Job
Return the lines beginning at the one that contains "What data populates" and continuing to the end of the entries, including both ends, exactly as written and nothing else.

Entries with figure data
:::::
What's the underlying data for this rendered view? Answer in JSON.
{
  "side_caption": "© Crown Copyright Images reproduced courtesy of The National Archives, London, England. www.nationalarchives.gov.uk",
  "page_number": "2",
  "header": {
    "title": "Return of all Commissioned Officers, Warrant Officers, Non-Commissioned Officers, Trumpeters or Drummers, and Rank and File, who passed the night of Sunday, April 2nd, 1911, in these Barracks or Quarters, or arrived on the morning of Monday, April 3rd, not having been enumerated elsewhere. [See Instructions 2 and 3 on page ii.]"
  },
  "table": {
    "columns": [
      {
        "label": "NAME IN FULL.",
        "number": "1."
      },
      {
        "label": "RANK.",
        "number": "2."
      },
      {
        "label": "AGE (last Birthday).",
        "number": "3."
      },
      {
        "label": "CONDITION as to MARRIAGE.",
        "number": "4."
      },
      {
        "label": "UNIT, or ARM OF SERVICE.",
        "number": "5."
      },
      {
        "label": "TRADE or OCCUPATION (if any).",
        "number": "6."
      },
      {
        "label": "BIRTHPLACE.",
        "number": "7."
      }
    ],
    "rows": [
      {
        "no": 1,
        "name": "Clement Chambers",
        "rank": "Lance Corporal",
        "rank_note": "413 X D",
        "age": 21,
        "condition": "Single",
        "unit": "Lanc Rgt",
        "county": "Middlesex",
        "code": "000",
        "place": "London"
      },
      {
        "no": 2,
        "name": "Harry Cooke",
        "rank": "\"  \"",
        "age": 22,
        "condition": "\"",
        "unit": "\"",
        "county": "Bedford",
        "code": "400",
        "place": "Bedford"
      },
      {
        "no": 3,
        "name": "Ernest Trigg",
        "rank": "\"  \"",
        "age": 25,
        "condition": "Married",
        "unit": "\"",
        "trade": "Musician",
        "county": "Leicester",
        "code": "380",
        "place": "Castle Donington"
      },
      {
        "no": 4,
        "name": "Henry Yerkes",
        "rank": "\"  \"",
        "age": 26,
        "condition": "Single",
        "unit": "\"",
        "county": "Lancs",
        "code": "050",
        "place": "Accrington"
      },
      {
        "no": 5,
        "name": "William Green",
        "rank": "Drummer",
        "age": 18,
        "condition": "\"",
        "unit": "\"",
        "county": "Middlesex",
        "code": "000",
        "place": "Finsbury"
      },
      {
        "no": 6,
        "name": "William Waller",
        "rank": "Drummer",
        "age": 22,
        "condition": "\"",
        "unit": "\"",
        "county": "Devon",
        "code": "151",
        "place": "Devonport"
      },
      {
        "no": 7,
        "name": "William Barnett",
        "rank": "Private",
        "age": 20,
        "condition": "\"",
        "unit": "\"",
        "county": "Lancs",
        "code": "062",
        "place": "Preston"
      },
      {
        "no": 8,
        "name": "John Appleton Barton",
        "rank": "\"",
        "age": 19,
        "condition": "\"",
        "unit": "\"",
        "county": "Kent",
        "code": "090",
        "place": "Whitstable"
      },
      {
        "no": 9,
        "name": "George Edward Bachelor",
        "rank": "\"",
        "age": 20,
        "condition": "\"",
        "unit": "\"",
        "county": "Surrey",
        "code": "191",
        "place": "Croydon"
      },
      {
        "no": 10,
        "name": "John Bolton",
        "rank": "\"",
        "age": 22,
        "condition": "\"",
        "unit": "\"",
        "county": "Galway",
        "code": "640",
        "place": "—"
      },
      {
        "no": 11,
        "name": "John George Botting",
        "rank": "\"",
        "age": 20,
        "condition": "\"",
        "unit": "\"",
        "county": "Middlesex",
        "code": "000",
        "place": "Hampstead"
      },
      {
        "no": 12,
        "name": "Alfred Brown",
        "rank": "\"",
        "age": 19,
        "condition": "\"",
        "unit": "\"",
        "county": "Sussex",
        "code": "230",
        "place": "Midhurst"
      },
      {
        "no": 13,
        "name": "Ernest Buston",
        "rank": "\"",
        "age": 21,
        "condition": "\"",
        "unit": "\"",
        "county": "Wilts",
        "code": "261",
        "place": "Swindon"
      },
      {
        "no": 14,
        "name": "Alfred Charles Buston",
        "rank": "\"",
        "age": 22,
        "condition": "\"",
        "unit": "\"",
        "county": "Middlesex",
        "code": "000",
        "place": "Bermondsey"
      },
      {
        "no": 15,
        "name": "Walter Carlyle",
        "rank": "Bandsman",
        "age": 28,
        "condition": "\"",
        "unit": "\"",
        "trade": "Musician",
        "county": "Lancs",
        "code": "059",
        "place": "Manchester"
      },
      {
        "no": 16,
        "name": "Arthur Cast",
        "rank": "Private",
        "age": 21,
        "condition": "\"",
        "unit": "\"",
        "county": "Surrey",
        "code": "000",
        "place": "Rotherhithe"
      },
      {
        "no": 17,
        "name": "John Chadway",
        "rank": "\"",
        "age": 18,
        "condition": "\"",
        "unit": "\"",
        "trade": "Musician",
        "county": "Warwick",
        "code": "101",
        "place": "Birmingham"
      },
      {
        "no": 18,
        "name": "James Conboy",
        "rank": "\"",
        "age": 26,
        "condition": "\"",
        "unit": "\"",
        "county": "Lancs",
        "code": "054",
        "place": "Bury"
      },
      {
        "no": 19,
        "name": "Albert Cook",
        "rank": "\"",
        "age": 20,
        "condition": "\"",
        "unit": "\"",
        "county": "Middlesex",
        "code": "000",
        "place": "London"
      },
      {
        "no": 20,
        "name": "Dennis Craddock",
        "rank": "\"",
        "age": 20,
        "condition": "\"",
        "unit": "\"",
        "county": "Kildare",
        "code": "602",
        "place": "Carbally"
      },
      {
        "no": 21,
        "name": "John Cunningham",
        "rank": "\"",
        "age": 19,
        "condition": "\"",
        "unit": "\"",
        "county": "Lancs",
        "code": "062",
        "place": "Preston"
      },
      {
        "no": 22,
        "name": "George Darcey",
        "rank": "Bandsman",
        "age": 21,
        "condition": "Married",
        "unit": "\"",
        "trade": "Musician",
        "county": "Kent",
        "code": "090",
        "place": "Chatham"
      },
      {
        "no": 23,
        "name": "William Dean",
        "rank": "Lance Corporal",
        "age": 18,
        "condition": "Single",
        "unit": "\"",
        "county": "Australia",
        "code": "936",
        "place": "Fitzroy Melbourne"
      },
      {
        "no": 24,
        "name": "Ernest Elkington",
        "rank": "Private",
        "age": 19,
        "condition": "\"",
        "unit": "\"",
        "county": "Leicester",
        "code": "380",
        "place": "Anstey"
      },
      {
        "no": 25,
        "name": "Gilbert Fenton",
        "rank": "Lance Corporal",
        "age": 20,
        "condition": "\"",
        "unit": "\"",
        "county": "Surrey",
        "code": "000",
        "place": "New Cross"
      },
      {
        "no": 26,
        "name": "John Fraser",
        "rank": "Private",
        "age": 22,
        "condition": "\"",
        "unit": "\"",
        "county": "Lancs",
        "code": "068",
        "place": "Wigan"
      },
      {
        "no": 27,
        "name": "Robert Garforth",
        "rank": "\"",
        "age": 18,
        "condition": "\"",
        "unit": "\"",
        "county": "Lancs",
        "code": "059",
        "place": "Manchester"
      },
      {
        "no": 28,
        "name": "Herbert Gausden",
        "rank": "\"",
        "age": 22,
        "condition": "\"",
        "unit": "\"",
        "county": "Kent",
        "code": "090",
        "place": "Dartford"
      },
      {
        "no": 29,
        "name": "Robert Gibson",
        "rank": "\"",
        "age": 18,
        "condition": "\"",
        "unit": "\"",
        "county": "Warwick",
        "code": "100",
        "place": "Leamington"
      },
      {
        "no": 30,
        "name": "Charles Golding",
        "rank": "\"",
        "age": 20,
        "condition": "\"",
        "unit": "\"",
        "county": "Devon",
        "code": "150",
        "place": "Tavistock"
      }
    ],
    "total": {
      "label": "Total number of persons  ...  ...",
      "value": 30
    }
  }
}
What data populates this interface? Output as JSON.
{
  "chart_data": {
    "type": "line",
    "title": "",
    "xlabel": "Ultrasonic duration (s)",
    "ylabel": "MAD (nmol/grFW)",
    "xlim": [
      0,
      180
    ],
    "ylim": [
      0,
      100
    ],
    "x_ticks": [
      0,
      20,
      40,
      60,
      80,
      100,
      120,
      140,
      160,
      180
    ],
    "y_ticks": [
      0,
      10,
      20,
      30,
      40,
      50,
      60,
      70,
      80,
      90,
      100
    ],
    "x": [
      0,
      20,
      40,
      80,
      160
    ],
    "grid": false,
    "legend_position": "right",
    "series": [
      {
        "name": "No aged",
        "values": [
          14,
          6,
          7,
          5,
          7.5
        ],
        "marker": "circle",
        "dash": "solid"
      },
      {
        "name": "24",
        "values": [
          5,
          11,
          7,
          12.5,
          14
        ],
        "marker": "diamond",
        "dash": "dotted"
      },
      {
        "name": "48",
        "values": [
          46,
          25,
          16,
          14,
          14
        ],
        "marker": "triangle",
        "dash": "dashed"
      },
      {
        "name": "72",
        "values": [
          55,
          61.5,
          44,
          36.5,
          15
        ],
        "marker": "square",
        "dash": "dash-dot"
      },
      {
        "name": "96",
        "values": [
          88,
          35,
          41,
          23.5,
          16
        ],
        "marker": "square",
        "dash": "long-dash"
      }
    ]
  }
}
:::::
Complete output
What data populates this interface? Output as JSON.
{
  "chart_data": {
    "type": "line",
    "title": "",
    "xlabel": "Ultrasonic duration (s)",
    "ylabel": "MAD (nmol/grFW)",
    "xlim": [
      0,
      180
    ],
    "ylim": [
      0,
      100
    ],
    "x_ticks": [
      0,
      20,
      40,
      60,
      80,
      100,
      120,
      140,
      160,
      180
    ],
    "y_ticks": [
      0,
      10,
      20,
      30,
      40,
      50,
      60,
      70,
      80,
      90,
      100
    ],
    "x": [
      0,
      20,
      40,
      80,
      160
    ],
    "grid": false,
    "legend_position": "right",
    "series": [
      {
        "name": "No aged",
        "values": [
          14,
          6,
          7,
          5,
          7.5
        ],
        "marker": "circle",
        "dash": "solid"
      },
      {
        "name": "24",
        "values": [
          5,
          11,
          7,
          12.5,
          14
        ],
        "marker": "diamond",
        "dash": "dotted"
      },
      {
        "name": "48",
        "values": [
          46,
          25,
          16,
          14,
          14
        ],
        "marker": "triangle",
        "dash": "dashed"
      },
      {
        "name": "72",
        "values": [
          55,
          61.5,
          44,
          36.5,
          15
        ],
        "marker": "square",
        "dash": "dash-dot"
      },
      {
        "name": "96",
        "values": [
          88,
          35,
          41,
          23.5,
          16
        ],
        "marker": "square",
        "dash": "long-dash"
      }
    ]
  }
}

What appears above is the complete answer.